**Exercise aim**
Could you give the lines from the one containing "legend-swatch [655, 212, 669, 246]" up to and including the one containing "lakes [120, 101, 593, 328]" again, replacing each "state-border" with "state-outline" and leaving everything else unchanged?

———

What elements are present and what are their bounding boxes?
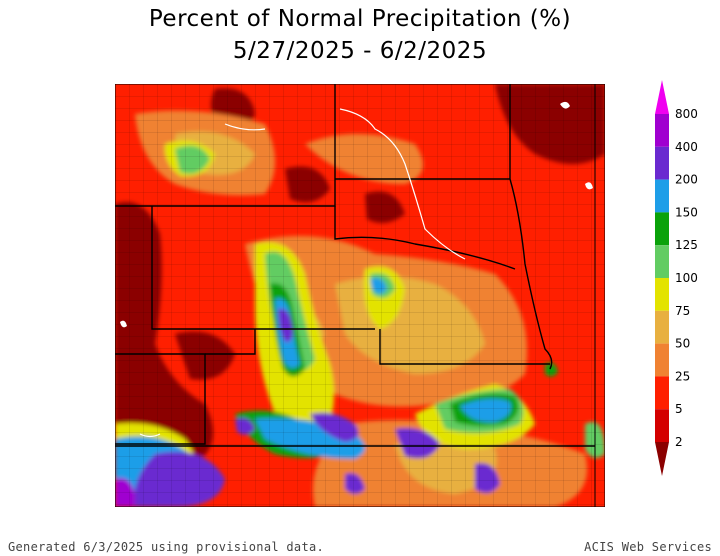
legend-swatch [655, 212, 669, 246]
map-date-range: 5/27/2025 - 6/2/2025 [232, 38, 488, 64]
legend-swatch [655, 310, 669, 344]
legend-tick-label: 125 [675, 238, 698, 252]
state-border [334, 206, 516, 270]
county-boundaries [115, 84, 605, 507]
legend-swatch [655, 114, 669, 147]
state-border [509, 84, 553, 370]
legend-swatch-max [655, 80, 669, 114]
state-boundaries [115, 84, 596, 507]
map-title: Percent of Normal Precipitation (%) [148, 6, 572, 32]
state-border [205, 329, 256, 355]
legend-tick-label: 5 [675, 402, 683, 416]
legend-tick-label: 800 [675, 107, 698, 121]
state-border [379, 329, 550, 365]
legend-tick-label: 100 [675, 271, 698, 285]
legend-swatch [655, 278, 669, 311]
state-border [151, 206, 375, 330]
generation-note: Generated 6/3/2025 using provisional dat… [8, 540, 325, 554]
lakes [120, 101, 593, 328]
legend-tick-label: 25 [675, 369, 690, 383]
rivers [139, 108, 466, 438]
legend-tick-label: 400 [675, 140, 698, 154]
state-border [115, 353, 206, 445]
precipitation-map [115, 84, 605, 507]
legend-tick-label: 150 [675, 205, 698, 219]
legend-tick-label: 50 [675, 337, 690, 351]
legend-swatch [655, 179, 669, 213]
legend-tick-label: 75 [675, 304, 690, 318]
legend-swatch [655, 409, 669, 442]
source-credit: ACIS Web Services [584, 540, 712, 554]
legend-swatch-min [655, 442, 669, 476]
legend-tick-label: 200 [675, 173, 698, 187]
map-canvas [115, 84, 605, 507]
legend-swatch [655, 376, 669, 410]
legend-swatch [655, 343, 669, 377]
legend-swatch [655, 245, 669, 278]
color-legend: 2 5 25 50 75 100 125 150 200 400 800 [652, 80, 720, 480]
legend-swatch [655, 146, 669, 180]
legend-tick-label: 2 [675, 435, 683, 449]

———

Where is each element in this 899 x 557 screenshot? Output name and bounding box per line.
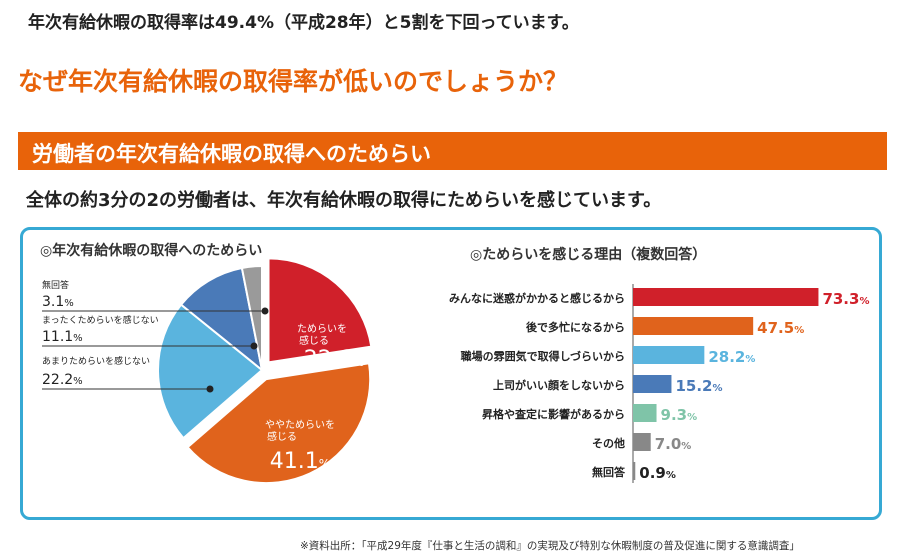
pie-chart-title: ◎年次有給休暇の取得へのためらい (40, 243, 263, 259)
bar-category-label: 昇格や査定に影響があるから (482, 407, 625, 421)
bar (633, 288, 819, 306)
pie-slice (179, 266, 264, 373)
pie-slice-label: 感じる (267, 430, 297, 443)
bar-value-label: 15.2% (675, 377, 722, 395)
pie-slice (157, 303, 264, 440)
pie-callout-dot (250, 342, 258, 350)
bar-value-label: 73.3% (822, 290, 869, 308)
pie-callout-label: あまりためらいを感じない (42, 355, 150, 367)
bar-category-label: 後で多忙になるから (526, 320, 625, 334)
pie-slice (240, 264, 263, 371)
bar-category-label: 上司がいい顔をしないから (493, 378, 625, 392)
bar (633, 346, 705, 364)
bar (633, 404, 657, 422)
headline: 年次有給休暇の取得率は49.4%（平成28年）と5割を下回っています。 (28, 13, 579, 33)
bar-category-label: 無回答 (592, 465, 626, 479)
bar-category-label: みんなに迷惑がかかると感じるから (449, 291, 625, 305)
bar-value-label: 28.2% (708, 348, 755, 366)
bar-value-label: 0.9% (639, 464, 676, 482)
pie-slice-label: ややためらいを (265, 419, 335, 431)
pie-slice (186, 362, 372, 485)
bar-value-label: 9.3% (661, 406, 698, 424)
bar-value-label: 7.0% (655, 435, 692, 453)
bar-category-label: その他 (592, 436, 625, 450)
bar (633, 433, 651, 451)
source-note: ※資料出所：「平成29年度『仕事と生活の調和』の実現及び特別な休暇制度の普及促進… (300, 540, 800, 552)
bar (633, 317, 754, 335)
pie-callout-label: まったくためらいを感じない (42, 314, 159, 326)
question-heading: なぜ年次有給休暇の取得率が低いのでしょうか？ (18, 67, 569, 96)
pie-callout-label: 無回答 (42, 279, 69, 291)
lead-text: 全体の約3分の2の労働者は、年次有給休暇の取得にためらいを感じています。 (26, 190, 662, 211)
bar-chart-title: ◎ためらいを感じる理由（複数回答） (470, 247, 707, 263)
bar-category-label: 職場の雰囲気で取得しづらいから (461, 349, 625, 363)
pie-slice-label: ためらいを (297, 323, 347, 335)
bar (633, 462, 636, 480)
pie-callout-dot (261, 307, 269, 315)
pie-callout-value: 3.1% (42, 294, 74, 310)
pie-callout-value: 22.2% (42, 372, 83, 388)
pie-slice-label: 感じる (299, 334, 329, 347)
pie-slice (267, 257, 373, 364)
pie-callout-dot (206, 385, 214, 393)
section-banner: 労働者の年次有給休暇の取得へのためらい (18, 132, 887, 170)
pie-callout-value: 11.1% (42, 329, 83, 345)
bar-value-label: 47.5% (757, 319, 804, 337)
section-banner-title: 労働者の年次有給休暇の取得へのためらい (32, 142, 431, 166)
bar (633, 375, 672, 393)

———

**The solution**
legend-swatch [655, 212, 669, 246]
map-date-range: 5/27/2025 - 6/2/2025 [232, 38, 488, 64]
legend-swatch [655, 310, 669, 344]
legend-tick-label: 125 [675, 238, 698, 252]
state-outline [334, 206, 516, 270]
county-boundaries [115, 84, 605, 507]
legend-swatch [655, 114, 669, 147]
state-outline [509, 84, 553, 370]
legend-swatch-max [655, 80, 669, 114]
state-boundaries [115, 84, 596, 507]
map-title: Percent of Normal Precipitation (%) [148, 6, 572, 32]
state-outline [205, 329, 256, 355]
legend-tick-label: 5 [675, 402, 683, 416]
legend-tick-label: 800 [675, 107, 698, 121]
state-outline [379, 329, 550, 365]
legend-tick-label: 100 [675, 271, 698, 285]
legend-swatch [655, 278, 669, 311]
state-outline [151, 206, 375, 330]
generation-note: Generated 6/3/2025 using provisional dat… [8, 540, 325, 554]
lakes [120, 101, 593, 328]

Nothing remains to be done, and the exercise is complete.